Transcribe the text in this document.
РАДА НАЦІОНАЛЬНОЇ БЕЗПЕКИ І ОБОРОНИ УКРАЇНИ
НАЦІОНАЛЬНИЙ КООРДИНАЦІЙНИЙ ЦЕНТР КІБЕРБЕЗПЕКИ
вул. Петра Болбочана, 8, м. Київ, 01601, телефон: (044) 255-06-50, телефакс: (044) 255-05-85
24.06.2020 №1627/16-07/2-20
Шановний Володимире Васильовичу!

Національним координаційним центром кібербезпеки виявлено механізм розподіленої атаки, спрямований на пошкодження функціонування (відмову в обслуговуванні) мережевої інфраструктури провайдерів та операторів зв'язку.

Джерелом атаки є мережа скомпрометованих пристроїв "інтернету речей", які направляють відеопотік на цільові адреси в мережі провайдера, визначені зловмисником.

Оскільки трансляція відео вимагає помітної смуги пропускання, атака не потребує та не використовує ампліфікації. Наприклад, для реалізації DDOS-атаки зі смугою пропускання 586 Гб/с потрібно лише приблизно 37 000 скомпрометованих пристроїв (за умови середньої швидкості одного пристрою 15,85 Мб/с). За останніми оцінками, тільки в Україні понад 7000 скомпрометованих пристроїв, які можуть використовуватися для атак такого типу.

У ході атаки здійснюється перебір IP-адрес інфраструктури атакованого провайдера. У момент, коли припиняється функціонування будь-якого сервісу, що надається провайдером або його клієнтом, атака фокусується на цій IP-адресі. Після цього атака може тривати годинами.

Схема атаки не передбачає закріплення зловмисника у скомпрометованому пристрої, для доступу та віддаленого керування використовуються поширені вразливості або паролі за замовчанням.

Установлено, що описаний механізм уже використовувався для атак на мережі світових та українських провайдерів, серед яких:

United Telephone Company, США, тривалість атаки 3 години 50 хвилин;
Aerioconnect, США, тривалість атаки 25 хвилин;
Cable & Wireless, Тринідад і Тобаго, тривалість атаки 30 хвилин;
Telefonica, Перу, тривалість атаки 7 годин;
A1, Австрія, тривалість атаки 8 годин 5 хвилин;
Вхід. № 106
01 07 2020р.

------------------------------------------------------------

Make an exact copy of all the data.

* _Exercise result_
Transcribe the text in this document.
РАДА НАЦІОНАЛЬНОЇ БЕЗПЕКИ І ОБОРОНИ УКРАЇНИ
НАЦІОНАЛЬНИЙ КООРДИНАЦІЙНИЙ ЦЕНТР КІБЕРБЕЗПЕКИ
вул. Петра Болбочана, 8, м. Київ, 01601, телефон: (044) 255-06-50, телефакс: (044) 255-05-85
24.06.2020 №1627/16-07/2-20
Шановний Володимире Васильовичу!

Національним координаційним центром кібербезпеки виявлено механізм розподіленої атаки, спрямований на пошкодження функціонування (відмову в обслуговуванні) мережевої інфраструктури провайдерів та операторів зв'язку.

Джерелом атаки є мережа скомпрометованих пристроїв "інтернету речей", які направляють відеопотік на цільові адреси в мережі провайдера, визначені зловмисником.

Оскільки трансляція відео вимагає помітної смуги пропускання, атака не потребує та не використовує ампліфікації. Наприклад, для реалізації DDOS-атаки зі смугою пропускання 586 Гб/с потрібно лише приблизно 37 000 скомпрометованих пристроїв (за умови середньої швидкості одного пристрою 15,85 Мб/с). За останніми оцінками, тільки в Україні понад 7000 скомпрометованих пристроїв, які можуть використовуватися для атак такого типу.

У ході атаки здійснюється перебір IP-адрес інфраструктури атакованого провайдера. У момент, коли припиняється функціонування будь-якого сервісу, що надається провайдером або його клієнтом, атака фокусується на цій IP-адресі. Після цього атака може тривати годинами.

Схема атаки не передбачає закріплення зловмисника у скомпрометованому пристрої, для доступу та віддаленого керування використовуються поширені вразливості або паролі за замовчанням.

Установлено, що описаний механізм уже використовувався для атак на мережі світових та українських провайдерів, серед яких:

United Telephone Company, США, тривалість атаки 3 години 50 хвилин;
Aerioconnect, США, тривалість атаки 25 хвилин;
Cable & Wireless, Тринідад і Тобаго, тривалість атаки 30 хвилин;
Telefonica, Перу, тривалість атаки 7 годин;
A1, Австрія, тривалість атаки 8 годин 5 хвилин;
Вхід. № 106
01 07 2020р.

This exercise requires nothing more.